AIM OF THE TASK: Using the data below, copy each line that includes the word "észlelhetők".
╭─ DATA TO USE
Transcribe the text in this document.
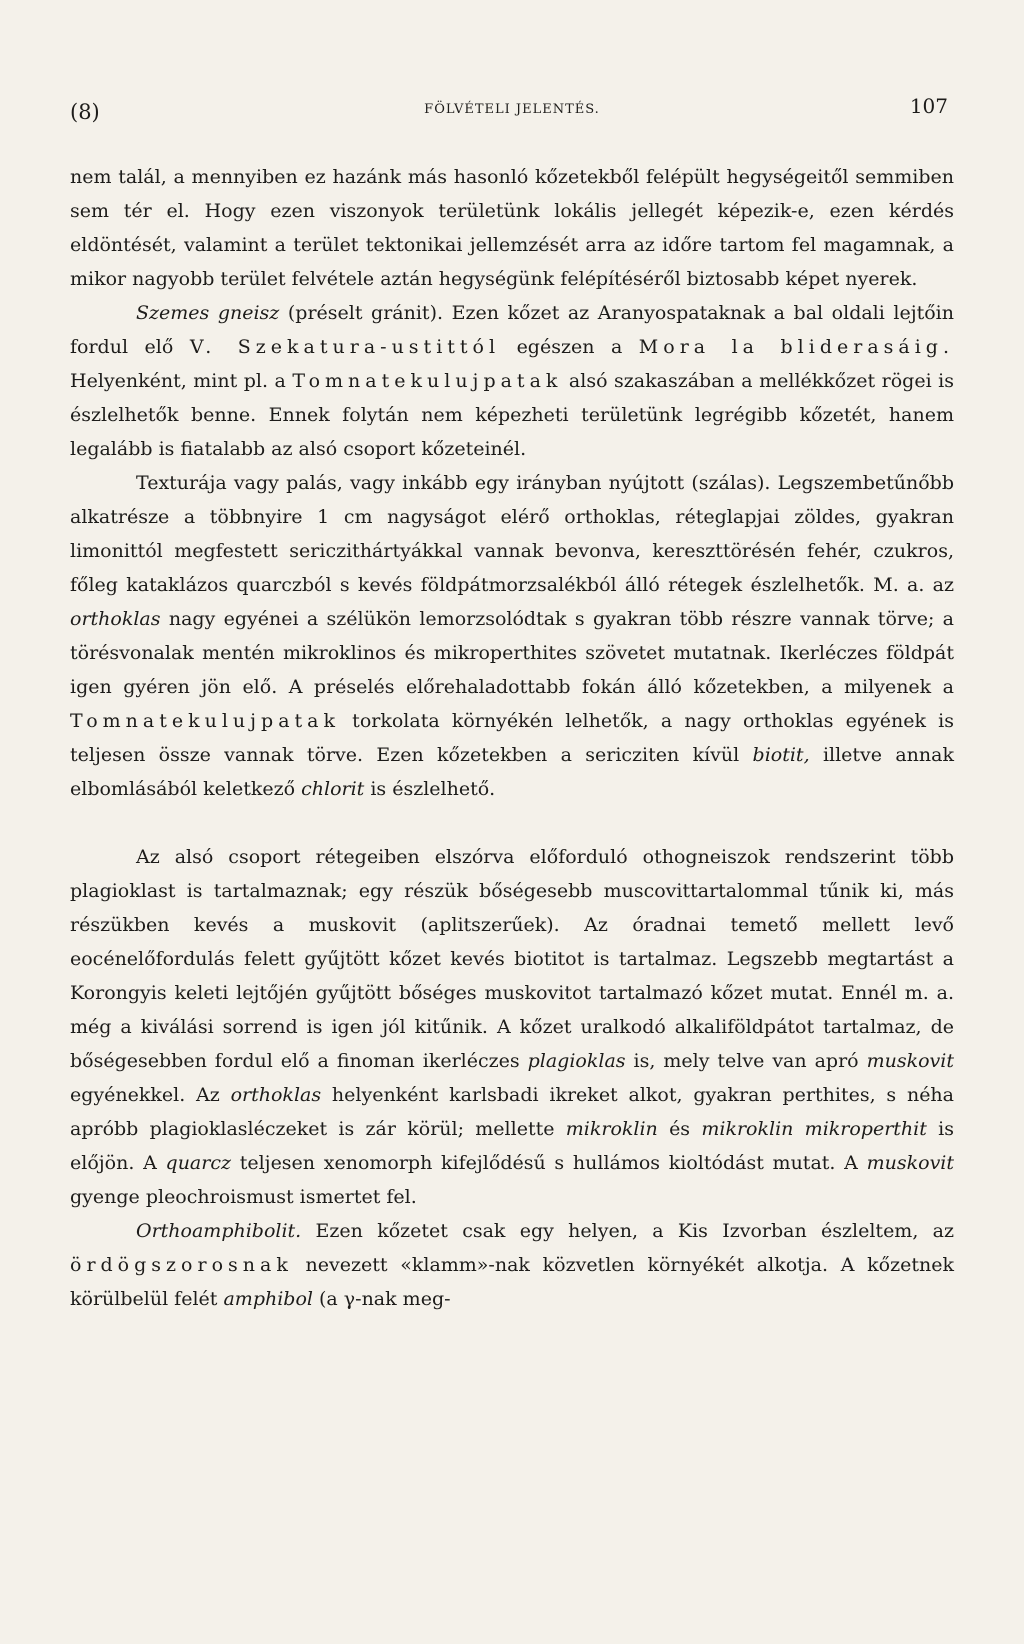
(8)	FÖLVÉTELI JELENTÉS.	107

nem talál, a mennyiben ez hazánk más hasonló kőzetekből felépült hegységeitől semmiben sem tér el. Hogy ezen viszonyok területünk lokális jellegét képezik-e, ezen kérdés eldöntését, valamint a terület tektonikai jellemzését arra az időre tartom fel magamnak, a mikor nagyobb terület felvétele aztán hegységünk felépítéséről biztosabb képet nyerek.

Szemes gneisz (préselt gránit). Ezen kőzet az Aranyospataknak a bal oldali lejtőin fordul elő V. Szekatura-ustittól egészen a Mora la bliderasáig. Helyenként, mint pl. a Tomnatekulujpatak alsó szakaszában a mellékkőzet rögei is észlelhetők benne. Ennek folytán nem képezheti területünk legrégibb kőzetét, hanem legalább is fiatalabb az alsó csoport kőzeteinél.

Texturája vagy palás, vagy inkább egy irányban nyújtott (szálas). Legszembetűnőbb alkatrésze a többnyire 1 cm nagyságot elérő orthoklas, réteglapjai zöldes, gyakran limonittól megfestett sericzithártyákkal vannak bevonva, kereszttörésén fehér, czukros, főleg kataklázos quarczból s kevés földpátmorzsalékból álló rétegek észlelhetők. M. a. az orthoklas nagy egyénei a szélükön lemorzsolódtak s gyakran több részre vannak törve; a törésvonalak mentén mikroklinos és mikroperthites szövetet mutatnak. Ikerléczes földpát igen gyéren jön elő. A préselés előrehaladottabb fokán álló kőzetekben, a milyenek a Tomnatekulujpatak torkolata környékén lelhetők, a nagy orthoklas egyének is teljesen össze vannak törve. Ezen kőzetekben a sericziten kívül biotit, illetve annak elbomlásából keletkező chlorit is észlelhető.

Az alsó csoport rétegeiben elszórva előforduló othogneiszok rendszerint több plagioklast is tartalmaznak; egy részük bőségesebb muscovittartalommal tűnik ki, más részükben kevés a muskovit (aplitszerűek). Az óradnai temető mellett levő eocénelőfordulás felett gyűjtött kőzet kevés biotitot is tartalmaz. Legszebb megtartást a Korongyis keleti lejtőjén gyűjtött bőséges muskovitot tartalmazó kőzet mutat. Ennél m. a. még a kiválási sorrend is igen jól kitűnik. A kőzet uralkodó alkaliföldpátot tartalmaz, de bőségesebben fordul elő a finoman ikerléczes plagioklas is, mely telve van apró muskovit egyénekkel. Az orthoklas helyenként karlsbadi ikreket alkot, gyakran perthites, s néha apróbb plagioklasléczeket is zár körül; mellette mikroklin és mikroklin mikroperthit is előjön. A quarcz teljesen xenomorph kifejlődésű s hullámos kioltódást mutat. A muskovit gyenge pleochroismust ismertet fel.

Orthoamphibolit. Ezen kőzetet csak egy helyen, a Kis Izvorban észleltem, az ördögszorosnak nevezett «klamm»-nak közvetlen környékét alkotja. A kőzetnek körülbelül felét amphibol (a γ-nak meg-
╰─
OUTPUT OF THE EXERCISE:
Szemes gneisz (préselt gránit). Ezen kőzet az Aranyospataknak a bal oldali lejtőin fordul elő V. Szekatura-ustittól egészen a Mora la bliderasáig. Helyenként, mint pl. a Tomnatekulujpatak alsó szakaszában a mellékkőzet rögei is észlelhetők benne. Ennek folytán nem képezheti területünk legrégibb kőzetét, hanem legalább is fiatalabb az alsó csoport kőzeteinél.
Texturája vagy palás, vagy inkább egy irányban nyújtott (szálas). Legszembetűnőbb alkatrésze a többnyire 1 cm nagyságot elérő orthoklas, réteglapjai zöldes, gyakran limonittól megfestett sericzithártyákkal vannak bevonva, kereszttörésén fehér, czukros, főleg kataklázos quarczból s kevés földpátmorzsalékból álló rétegek észlelhetők. M. a. az orthoklas nagy egyénei a szélükön lemorzsolódtak s gyakran több részre vannak törve; a törésvonalak mentén mikroklinos és mikroperthites szövetet mutatnak. Ikerléczes földpát igen gyéren jön elő. A préselés előrehaladottabb fokán álló kőzetekben, a milyenek a Tomnatekulujpatak torkolata környékén lelhetők, a nagy orthoklas egyének is teljesen össze vannak törve. Ezen kőzetekben a sericziten kívül biotit, illetve annak elbomlásából keletkező chlorit is észlelhető.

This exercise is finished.